» **EXERCISE**: Your task is to repeat the entries word for word while leaving out the pictures.

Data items
>> Start
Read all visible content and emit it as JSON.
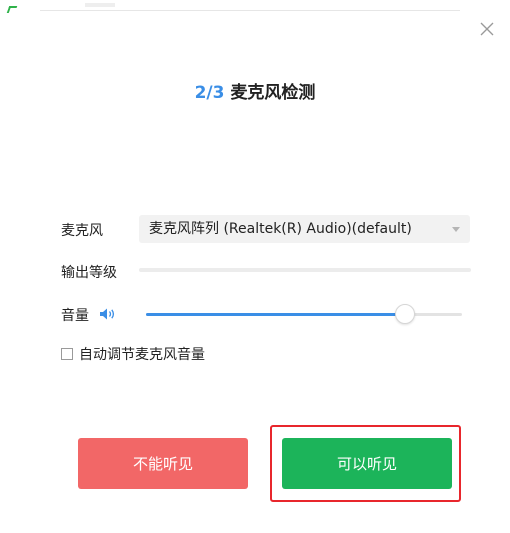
{
  "dialog": {
    "step": "2/3",
    "title": "麦克风检测"
  },
  "microphone": {
    "label": "麦克风",
    "selected_device": "麦克风阵列 (Realtek(R) Audio)(default)"
  },
  "output_level": {
    "label": "输出等级",
    "level": 0
  },
  "volume": {
    "label": "音量",
    "value_fraction": 0.84
  },
  "auto_adjust": {
    "label": "自动调节麦克风音量",
    "checked": false
  },
  "buttons": {
    "cannot_hear": "不能听见",
    "can_hear": "可以听见"
  },
  "colors": {
    "accent_blue": "#3a8ee6",
    "danger_red": "#f26767",
    "success_green": "#1cb45a",
    "highlight_red": "#e8262c"
  },
  "icons": {
    "close": "close-icon",
    "volume": "speaker-icon",
    "dropdown": "caret-down-icon"
  }
}
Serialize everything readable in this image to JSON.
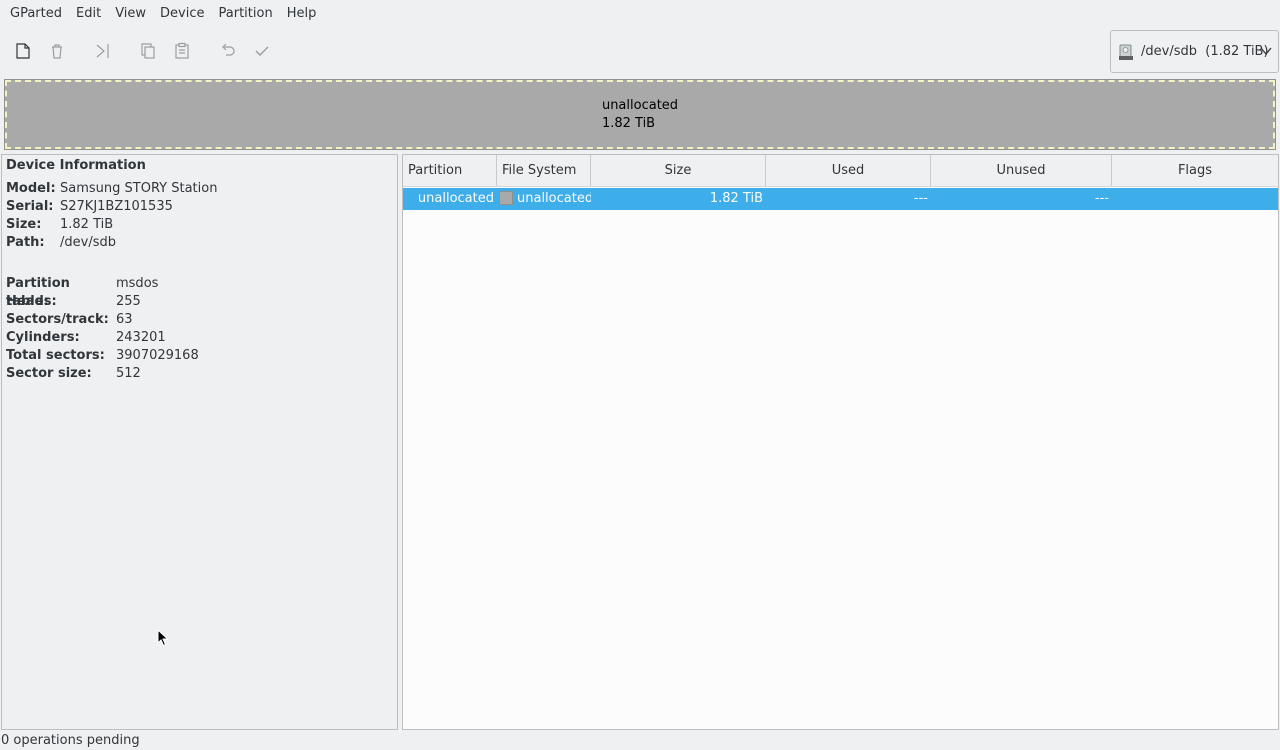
{
  "menubar": {
    "items": [
      "GParted",
      "Edit",
      "View",
      "Device",
      "Partition",
      "Help"
    ]
  },
  "toolbar": {
    "buttons": [
      {
        "icon": "new-icon"
      },
      {
        "icon": "delete-icon"
      },
      {
        "icon": "resize-move-icon"
      },
      {
        "icon": "copy-icon"
      },
      {
        "icon": "paste-icon"
      },
      {
        "icon": "undo-icon"
      },
      {
        "icon": "apply-icon"
      }
    ]
  },
  "device_selector": {
    "path": "/dev/sdb",
    "size": "(1.82 TiB)",
    "icon": "disk-drive-icon"
  },
  "disk_visual": {
    "label": "unallocated",
    "size": "1.82 TiB",
    "fill_color": "#a9a9a9"
  },
  "device_info": {
    "title": "Device Information",
    "model_label": "Model:",
    "model": "Samsung STORY Station",
    "serial_label": "Serial:",
    "serial": "S27KJ1BZ101535",
    "size_label": "Size:",
    "size": "1.82 TiB",
    "path_label": "Path:",
    "path": "/dev/sdb",
    "partition_table_label": "Partition table:",
    "partition_table": "msdos",
    "heads_label": "Heads:",
    "heads": "255",
    "sectors_track_label": "Sectors/track:",
    "sectors_track": "63",
    "cylinders_label": "Cylinders:",
    "cylinders": "243201",
    "total_sectors_label": "Total sectors:",
    "total_sectors": "3907029168",
    "sector_size_label": "Sector size:",
    "sector_size": "512"
  },
  "partition_table": {
    "columns": [
      "Partition",
      "File System",
      "Size",
      "Used",
      "Unused",
      "Flags"
    ],
    "rows": [
      {
        "partition": "unallocated",
        "file_system": "unallocated",
        "size": "1.82 TiB",
        "used": "---",
        "unused": "---",
        "flags": ""
      }
    ]
  },
  "status": {
    "text": "0 operations pending"
  },
  "colors": {
    "selection": "#3daee9",
    "unallocated": "#a9a9a9"
  }
}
>> End
» **EXERCISE OUTPUT**:
Read all visible content and emit it as JSON.
{
  "dialog": {
    "step": "2/3",
    "title": "麦克风检测"
  },
  "microphone": {
    "label": "麦克风",
    "selected_device": "麦克风阵列 (Realtek(R) Audio)(default)"
  },
  "output_level": {
    "label": "输出等级",
    "level": 0
  },
  "volume": {
    "label": "音量",
    "value_fraction": 0.84
  },
  "auto_adjust": {
    "label": "自动调节麦克风音量",
    "checked": false
  },
  "buttons": {
    "cannot_hear": "不能听见",
    "can_hear": "可以听见"
  },
  "colors": {
    "accent_blue": "#3a8ee6",
    "danger_red": "#f26767",
    "success_green": "#1cb45a",
    "highlight_red": "#e8262c"
  },
  "icons": {
    "close": "close-icon",
    "volume": "speaker-icon",
    "dropdown": "caret-down-icon"
  }
}
Serialize everything readable in this image to JSON.
{
  "menubar": {
    "items": [
      "GParted",
      "Edit",
      "View",
      "Device",
      "Partition",
      "Help"
    ]
  },
  "toolbar": {
    "buttons": [
      {
        "icon": "new-icon"
      },
      {
        "icon": "delete-icon"
      },
      {
        "icon": "resize-move-icon"
      },
      {
        "icon": "copy-icon"
      },
      {
        "icon": "paste-icon"
      },
      {
        "icon": "undo-icon"
      },
      {
        "icon": "apply-icon"
      }
    ]
  },
  "device_selector": {
    "path": "/dev/sdb",
    "size": "(1.82 TiB)",
    "icon": "disk-drive-icon"
  },
  "disk_visual": {
    "label": "unallocated",
    "size": "1.82 TiB",
    "fill_color": "#a9a9a9"
  },
  "device_info": {
    "title": "Device Information",
    "model_label": "Model:",
    "model": "Samsung STORY Station",
    "serial_label": "Serial:",
    "serial": "S27KJ1BZ101535",
    "size_label": "Size:",
    "size": "1.82 TiB",
    "path_label": "Path:",
    "path": "/dev/sdb",
    "partition_table_label": "Partition table:",
    "partition_table": "msdos",
    "heads_label": "Heads:",
    "heads": "255",
    "sectors_track_label": "Sectors/track:",
    "sectors_track": "63",
    "cylinders_label": "Cylinders:",
    "cylinders": "243201",
    "total_sectors_label": "Total sectors:",
    "total_sectors": "3907029168",
    "sector_size_label": "Sector size:",
    "sector_size": "512"
  },
  "partition_table": {
    "columns": [
      "Partition",
      "File System",
      "Size",
      "Used",
      "Unused",
      "Flags"
    ],
    "rows": [
      {
        "partition": "unallocated",
        "file_system": "unallocated",
        "size": "1.82 TiB",
        "used": "---",
        "unused": "---",
        "flags": ""
      }
    ]
  },
  "status": {
    "text": "0 operations pending"
  },
  "colors": {
    "selection": "#3daee9",
    "unallocated": "#a9a9a9"
  }
}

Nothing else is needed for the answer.